┌──
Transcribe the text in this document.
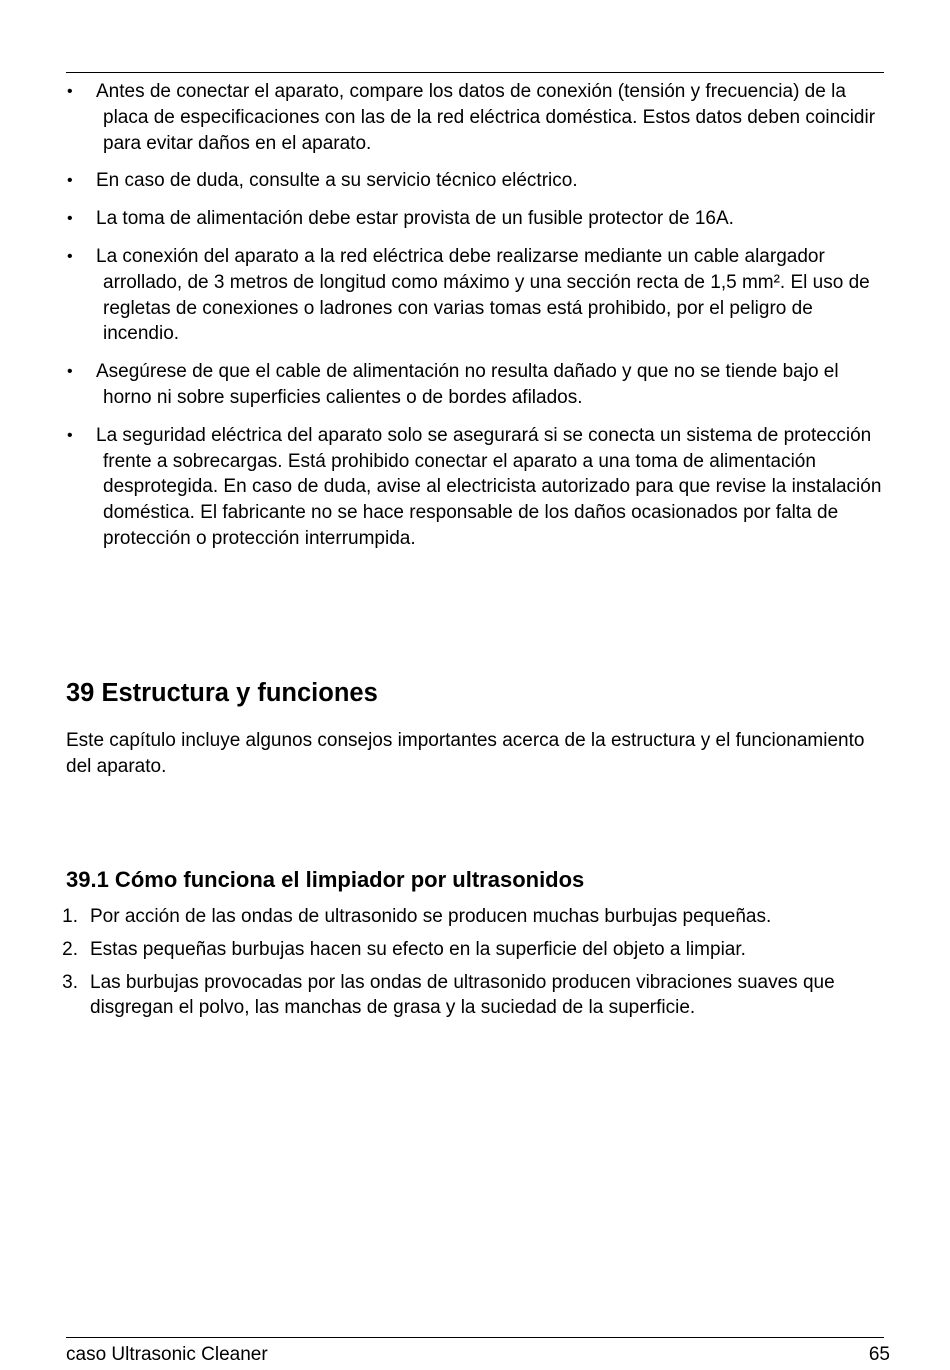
• Antes de conectar el aparato, compare los datos de conexión (tensión y frecuencia) de la placa de especificaciones con las de la red eléctrica doméstica. Estos datos deben coincidir para evitar daños en el aparato.
• En caso de duda, consulte a su servicio técnico eléctrico.
• La toma de alimentación debe estar provista de un fusible protector de 16A.
• La conexión del aparato a la red eléctrica debe realizarse mediante un cable alargador arrollado, de 3 metros de longitud como máximo y una sección recta de 1,5 mm². El uso de regletas de conexiones o ladrones con varias tomas está prohibido, por el peligro de incendio.
• Asegúrese de que el cable de alimentación no resulta dañado y que no se tiende bajo el horno ni sobre superficies calientes o de bordes afilados.
• La seguridad eléctrica del aparato solo se asegurará si se conecta un sistema de protección frente a sobrecargas. Está prohibido conectar el aparato a una toma de alimentación desprotegida. En caso de duda, avise al electricista autorizado para que revise la instalación doméstica. El fabricante no se hace responsable de los daños ocasionados por falta de protección o protección interrumpida.
39 Estructura y funciones

Este capítulo incluye algunos consejos importantes acerca de la estructura y el funcionamiento del aparato.

39.1 Cómo funciona el limpiador por ultrasonidos
1. Por acción de las ondas de ultrasonido se producen muchas burbujas pequeñas.
2. Estas pequeñas burbujas hacen su efecto en la superficie del objeto a limpiar.
3. Las burbujas provocadas por las ondas de ultrasonido producen vibraciones suaves que disgregan el polvo, las manchas de grasa y la suciedad de la superficie.
caso Ultrasonic Cleaner	65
└──
### Given problem
Go through the entries above and print each one exactly, minus the pictures.

### Full answer
Transcribe the text in this document.
• Antes de conectar el aparato, compare los datos de conexión (tensión y frecuencia) de la placa de especificaciones con las de la red eléctrica doméstica. Estos datos deben coincidir para evitar daños en el aparato.
• En caso de duda, consulte a su servicio técnico eléctrico.
• La toma de alimentación debe estar provista de un fusible protector de 16A.
• La conexión del aparato a la red eléctrica debe realizarse mediante un cable alargador arrollado, de 3 metros de longitud como máximo y una sección recta de 1,5 mm². El uso de regletas de conexiones o ladrones con varias tomas está prohibido, por el peligro de incendio.
• Asegúrese de que el cable de alimentación no resulta dañado y que no se tiende bajo el horno ni sobre superficies calientes o de bordes afilados.
• La seguridad eléctrica del aparato solo se asegurará si se conecta un sistema de protección frente a sobrecargas. Está prohibido conectar el aparato a una toma de alimentación desprotegida. En caso de duda, avise al electricista autorizado para que revise la instalación doméstica. El fabricante no se hace responsable de los daños ocasionados por falta de protección o protección interrumpida.
39 Estructura y funciones

Este capítulo incluye algunos consejos importantes acerca de la estructura y el funcionamiento del aparato.

39.1 Cómo funciona el limpiador por ultrasonidos
1. Por acción de las ondas de ultrasonido se producen muchas burbujas pequeñas.
2. Estas pequeñas burbujas hacen su efecto en la superficie del objeto a limpiar.
3. Las burbujas provocadas por las ondas de ultrasonido producen vibraciones suaves que disgregan el polvo, las manchas de grasa y la suciedad de la superficie.
caso Ultrasonic Cleaner	65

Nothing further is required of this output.